### Entries supplied

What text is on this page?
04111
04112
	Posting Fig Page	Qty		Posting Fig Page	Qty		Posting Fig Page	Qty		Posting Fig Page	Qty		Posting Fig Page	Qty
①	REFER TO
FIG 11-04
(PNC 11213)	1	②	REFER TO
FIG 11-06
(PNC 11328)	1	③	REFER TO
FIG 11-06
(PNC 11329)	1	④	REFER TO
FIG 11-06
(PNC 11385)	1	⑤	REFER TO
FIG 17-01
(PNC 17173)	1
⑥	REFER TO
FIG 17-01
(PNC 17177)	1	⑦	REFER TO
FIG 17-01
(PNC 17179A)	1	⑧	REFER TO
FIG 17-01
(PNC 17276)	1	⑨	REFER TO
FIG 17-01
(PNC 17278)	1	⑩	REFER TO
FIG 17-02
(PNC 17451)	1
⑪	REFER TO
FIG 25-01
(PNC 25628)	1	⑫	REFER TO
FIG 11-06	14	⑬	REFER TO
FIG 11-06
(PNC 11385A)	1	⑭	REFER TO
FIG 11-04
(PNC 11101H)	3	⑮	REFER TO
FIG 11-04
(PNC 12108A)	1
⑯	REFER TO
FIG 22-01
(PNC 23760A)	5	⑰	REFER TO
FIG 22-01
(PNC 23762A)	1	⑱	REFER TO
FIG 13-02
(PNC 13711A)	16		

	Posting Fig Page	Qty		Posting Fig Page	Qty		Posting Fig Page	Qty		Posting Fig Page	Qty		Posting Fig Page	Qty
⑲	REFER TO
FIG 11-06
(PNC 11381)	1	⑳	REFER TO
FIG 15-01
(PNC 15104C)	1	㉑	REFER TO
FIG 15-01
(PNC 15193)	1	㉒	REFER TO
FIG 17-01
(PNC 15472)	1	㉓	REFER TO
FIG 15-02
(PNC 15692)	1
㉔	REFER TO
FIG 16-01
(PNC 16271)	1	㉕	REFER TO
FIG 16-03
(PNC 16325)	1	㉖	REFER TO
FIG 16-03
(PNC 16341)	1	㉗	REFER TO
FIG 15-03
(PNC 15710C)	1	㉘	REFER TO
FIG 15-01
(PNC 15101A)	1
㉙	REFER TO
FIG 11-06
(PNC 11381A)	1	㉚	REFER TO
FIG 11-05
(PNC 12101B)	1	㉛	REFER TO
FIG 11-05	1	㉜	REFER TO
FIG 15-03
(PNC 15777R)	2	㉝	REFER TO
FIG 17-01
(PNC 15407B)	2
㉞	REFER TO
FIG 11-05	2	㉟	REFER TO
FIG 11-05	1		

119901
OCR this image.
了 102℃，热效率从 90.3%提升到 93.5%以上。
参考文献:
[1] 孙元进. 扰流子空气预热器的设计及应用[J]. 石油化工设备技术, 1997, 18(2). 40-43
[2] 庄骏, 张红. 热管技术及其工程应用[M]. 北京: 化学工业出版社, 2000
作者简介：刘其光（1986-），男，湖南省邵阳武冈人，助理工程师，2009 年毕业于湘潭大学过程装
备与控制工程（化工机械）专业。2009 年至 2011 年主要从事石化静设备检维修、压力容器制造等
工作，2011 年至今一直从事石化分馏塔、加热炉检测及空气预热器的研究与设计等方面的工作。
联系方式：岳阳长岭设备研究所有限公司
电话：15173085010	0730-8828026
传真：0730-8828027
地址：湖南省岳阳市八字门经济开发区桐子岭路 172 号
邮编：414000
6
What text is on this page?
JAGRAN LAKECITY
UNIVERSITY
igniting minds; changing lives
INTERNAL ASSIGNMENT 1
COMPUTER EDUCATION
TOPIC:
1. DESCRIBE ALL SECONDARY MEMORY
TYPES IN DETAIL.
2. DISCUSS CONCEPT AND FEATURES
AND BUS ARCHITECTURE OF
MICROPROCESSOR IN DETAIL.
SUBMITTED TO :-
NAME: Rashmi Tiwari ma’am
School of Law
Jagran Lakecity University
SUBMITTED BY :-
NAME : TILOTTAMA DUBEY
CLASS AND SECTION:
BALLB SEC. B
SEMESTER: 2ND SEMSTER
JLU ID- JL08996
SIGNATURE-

### Written request
Copy out each line of the records where the string "DETAIL" appears.

### Completed exercise
TYPES IN DETAIL.
MICROPROCESSOR IN DETAIL.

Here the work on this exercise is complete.